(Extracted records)
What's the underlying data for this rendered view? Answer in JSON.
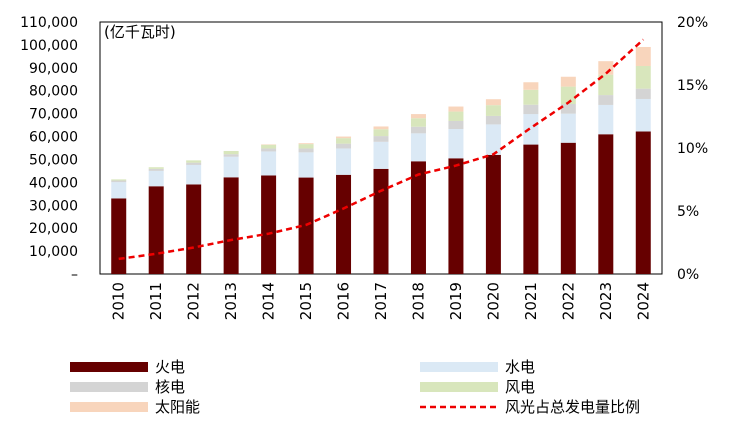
{
  "chart_data": {
    "type": "bar",
    "stacked": true,
    "unit_label": "(亿千瓦时)",
    "categories": [
      "2010",
      "2011",
      "2012",
      "2013",
      "2014",
      "2015",
      "2016",
      "2017",
      "2018",
      "2019",
      "2020",
      "2021",
      "2022",
      "2023",
      "2024"
    ],
    "y_left": {
      "ylim": [
        0,
        110000
      ],
      "ticks": [
        0,
        10000,
        20000,
        30000,
        40000,
        50000,
        60000,
        70000,
        80000,
        90000,
        100000,
        110000
      ],
      "tick_labels": [
        "–",
        "10,000",
        "20,000",
        "30,000",
        "40,000",
        "50,000",
        "60,000",
        "70,000",
        "80,000",
        "90,000",
        "100,000",
        "110,000"
      ]
    },
    "y_right": {
      "ylim": [
        0,
        0.2
      ],
      "ticks": [
        0,
        0.05,
        0.1,
        0.15,
        0.2
      ],
      "tick_labels": [
        "0%",
        "5%",
        "10%",
        "15%",
        "20%"
      ]
    },
    "series": [
      {
        "name": "火电",
        "color": "#660000",
        "values": [
          33000,
          38300,
          39100,
          42200,
          43000,
          42100,
          43300,
          45900,
          49200,
          50500,
          52000,
          56500,
          57300,
          61000,
          62200
        ]
      },
      {
        "name": "水电",
        "color": "#dbe9f5",
        "values": [
          7100,
          6700,
          8500,
          9000,
          10500,
          11000,
          11500,
          11800,
          12200,
          12800,
          13300,
          13300,
          12700,
          12800,
          14200
        ]
      },
      {
        "name": "核电",
        "color": "#d4d4d4",
        "values": [
          700,
          900,
          1000,
          1100,
          1300,
          1700,
          2100,
          2500,
          2900,
          3500,
          3700,
          4100,
          4200,
          4300,
          4500
        ]
      },
      {
        "name": "风电",
        "color": "#d8e6bc",
        "values": [
          500,
          700,
          1000,
          1400,
          1600,
          1900,
          2400,
          3000,
          3700,
          4100,
          4700,
          6500,
          7600,
          8900,
          9900
        ]
      },
      {
        "name": "太阳能",
        "color": "#f8d5bc",
        "values": [
          0,
          0,
          0,
          0,
          200,
          400,
          700,
          1200,
          1800,
          2200,
          2600,
          3300,
          4300,
          5900,
          8300
        ]
      }
    ],
    "line": {
      "name": "风光占总发电量比例",
      "color": "#ee0000",
      "axis": "right",
      "values": [
        0.012,
        0.016,
        0.021,
        0.027,
        0.032,
        0.039,
        0.052,
        0.066,
        0.079,
        0.086,
        0.095,
        0.116,
        0.136,
        0.159,
        0.186
      ]
    },
    "legend": {
      "placement": "bottom",
      "items": [
        {
          "label": "火电",
          "kind": "bar",
          "color": "#660000"
        },
        {
          "label": "水电",
          "kind": "bar",
          "color": "#dbe9f5"
        },
        {
          "label": "核电",
          "kind": "bar",
          "color": "#d4d4d4"
        },
        {
          "label": "风电",
          "kind": "bar",
          "color": "#d8e6bc"
        },
        {
          "label": "太阳能",
          "kind": "bar",
          "color": "#f8d5bc"
        },
        {
          "label": "风光占总发电量比例",
          "kind": "dashed-line",
          "color": "#ee0000"
        }
      ]
    },
    "grid": false
  }
}
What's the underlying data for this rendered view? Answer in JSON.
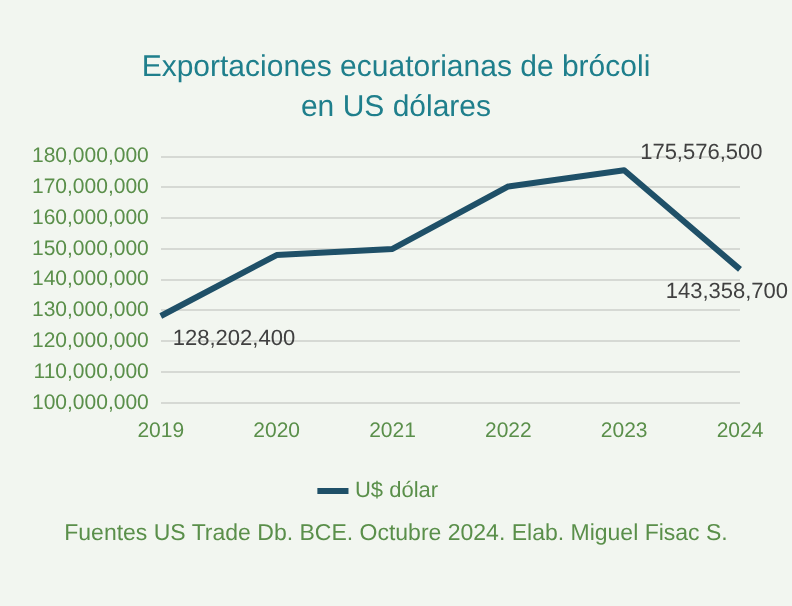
{
  "chart_data": {
    "type": "line",
    "title": "Exportaciones ecuatorianas de brócoli en US dólares",
    "categories": [
      "2019",
      "2020",
      "2021",
      "2022",
      "2023",
      "2024"
    ],
    "series": [
      {
        "name": "U$ dólar",
        "color": "#1f5068",
        "values": [
          128202400,
          148000000,
          150000000,
          170300000,
          175576500,
          143358700
        ],
        "value_labels": [
          "128,202,400",
          null,
          null,
          null,
          "175,576,500",
          "143,358,700"
        ]
      }
    ],
    "ylim": [
      100000000,
      180000000
    ],
    "yticks": [
      {
        "value": 100000000,
        "label": "100,000,000"
      },
      {
        "value": 110000000,
        "label": "110,000,000"
      },
      {
        "value": 120000000,
        "label": "120,000,000"
      },
      {
        "value": 130000000,
        "label": "130,000,000"
      },
      {
        "value": 140000000,
        "label": "140,000,000"
      },
      {
        "value": 150000000,
        "label": "150,000,000"
      },
      {
        "value": 160000000,
        "label": "160,000,000"
      },
      {
        "value": 170000000,
        "label": "170,000,000"
      },
      {
        "value": 180000000,
        "label": "180,000,000"
      }
    ],
    "grid": "y",
    "legend": "bottom",
    "marker": "none",
    "line_style": "solid",
    "annotations": [
      "Fuentes US Trade Db. BCE. Octubre 2024. Elab. Miguel Fisac S."
    ]
  }
}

» TASK TO COMPLETE:
Extract every line of the data exactly; pictures stay out.

» RESULT OF THE EXERCISE:
What's the underlying data for this rendered view? Answer in JSON.
{
  "chart_data": {
    "type": "bar",
    "stacked": true,
    "unit_label": "(亿千瓦时)",
    "categories": [
      "2010",
      "2011",
      "2012",
      "2013",
      "2014",
      "2015",
      "2016",
      "2017",
      "2018",
      "2019",
      "2020",
      "2021",
      "2022",
      "2023",
      "2024"
    ],
    "y_left": {
      "ylim": [
        0,
        110000
      ],
      "ticks": [
        0,
        10000,
        20000,
        30000,
        40000,
        50000,
        60000,
        70000,
        80000,
        90000,
        100000,
        110000
      ],
      "tick_labels": [
        "–",
        "10,000",
        "20,000",
        "30,000",
        "40,000",
        "50,000",
        "60,000",
        "70,000",
        "80,000",
        "90,000",
        "100,000",
        "110,000"
      ]
    },
    "y_right": {
      "ylim": [
        0,
        0.2
      ],
      "ticks": [
        0,
        0.05,
        0.1,
        0.15,
        0.2
      ],
      "tick_labels": [
        "0%",
        "5%",
        "10%",
        "15%",
        "20%"
      ]
    },
    "series": [
      {
        "name": "火电",
        "color": "#660000",
        "values": [
          33000,
          38300,
          39100,
          42200,
          43000,
          42100,
          43300,
          45900,
          49200,
          50500,
          52000,
          56500,
          57300,
          61000,
          62200
        ]
      },
      {
        "name": "水电",
        "color": "#dbe9f5",
        "values": [
          7100,
          6700,
          8500,
          9000,
          10500,
          11000,
          11500,
          11800,
          12200,
          12800,
          13300,
          13300,
          12700,
          12800,
          14200
        ]
      },
      {
        "name": "核电",
        "color": "#d4d4d4",
        "values": [
          700,
          900,
          1000,
          1100,
          1300,
          1700,
          2100,
          2500,
          2900,
          3500,
          3700,
          4100,
          4200,
          4300,
          4500
        ]
      },
      {
        "name": "风电",
        "color": "#d8e6bc",
        "values": [
          500,
          700,
          1000,
          1400,
          1600,
          1900,
          2400,
          3000,
          3700,
          4100,
          4700,
          6500,
          7600,
          8900,
          9900
        ]
      },
      {
        "name": "太阳能",
        "color": "#f8d5bc",
        "values": [
          0,
          0,
          0,
          0,
          200,
          400,
          700,
          1200,
          1800,
          2200,
          2600,
          3300,
          4300,
          5900,
          8300
        ]
      }
    ],
    "line": {
      "name": "风光占总发电量比例",
      "color": "#ee0000",
      "axis": "right",
      "values": [
        0.012,
        0.016,
        0.021,
        0.027,
        0.032,
        0.039,
        0.052,
        0.066,
        0.079,
        0.086,
        0.095,
        0.116,
        0.136,
        0.159,
        0.186
      ]
    },
    "legend": {
      "placement": "bottom",
      "items": [
        {
          "label": "火电",
          "kind": "bar",
          "color": "#660000"
        },
        {
          "label": "水电",
          "kind": "bar",
          "color": "#dbe9f5"
        },
        {
          "label": "核电",
          "kind": "bar",
          "color": "#d4d4d4"
        },
        {
          "label": "风电",
          "kind": "bar",
          "color": "#d8e6bc"
        },
        {
          "label": "太阳能",
          "kind": "bar",
          "color": "#f8d5bc"
        },
        {
          "label": "风光占总发电量比例",
          "kind": "dashed-line",
          "color": "#ee0000"
        }
      ]
    },
    "grid": false
  }
}
What's the underlying data for this rendered view? Answer in JSON.
{
  "chart_data": {
    "type": "line",
    "title": "Exportaciones ecuatorianas de brócoli en US dólares",
    "categories": [
      "2019",
      "2020",
      "2021",
      "2022",
      "2023",
      "2024"
    ],
    "series": [
      {
        "name": "U$ dólar",
        "color": "#1f5068",
        "values": [
          128202400,
          148000000,
          150000000,
          170300000,
          175576500,
          143358700
        ],
        "value_labels": [
          "128,202,400",
          null,
          null,
          null,
          "175,576,500",
          "143,358,700"
        ]
      }
    ],
    "ylim": [
      100000000,
      180000000
    ],
    "yticks": [
      {
        "value": 100000000,
        "label": "100,000,000"
      },
      {
        "value": 110000000,
        "label": "110,000,000"
      },
      {
        "value": 120000000,
        "label": "120,000,000"
      },
      {
        "value": 130000000,
        "label": "130,000,000"
      },
      {
        "value": 140000000,
        "label": "140,000,000"
      },
      {
        "value": 150000000,
        "label": "150,000,000"
      },
      {
        "value": 160000000,
        "label": "160,000,000"
      },
      {
        "value": 170000000,
        "label": "170,000,000"
      },
      {
        "value": 180000000,
        "label": "180,000,000"
      }
    ],
    "grid": "y",
    "legend": "bottom",
    "marker": "none",
    "line_style": "solid",
    "annotations": [
      "Fuentes US Trade Db. BCE. Octubre 2024. Elab. Miguel Fisac S."
    ]
  }
}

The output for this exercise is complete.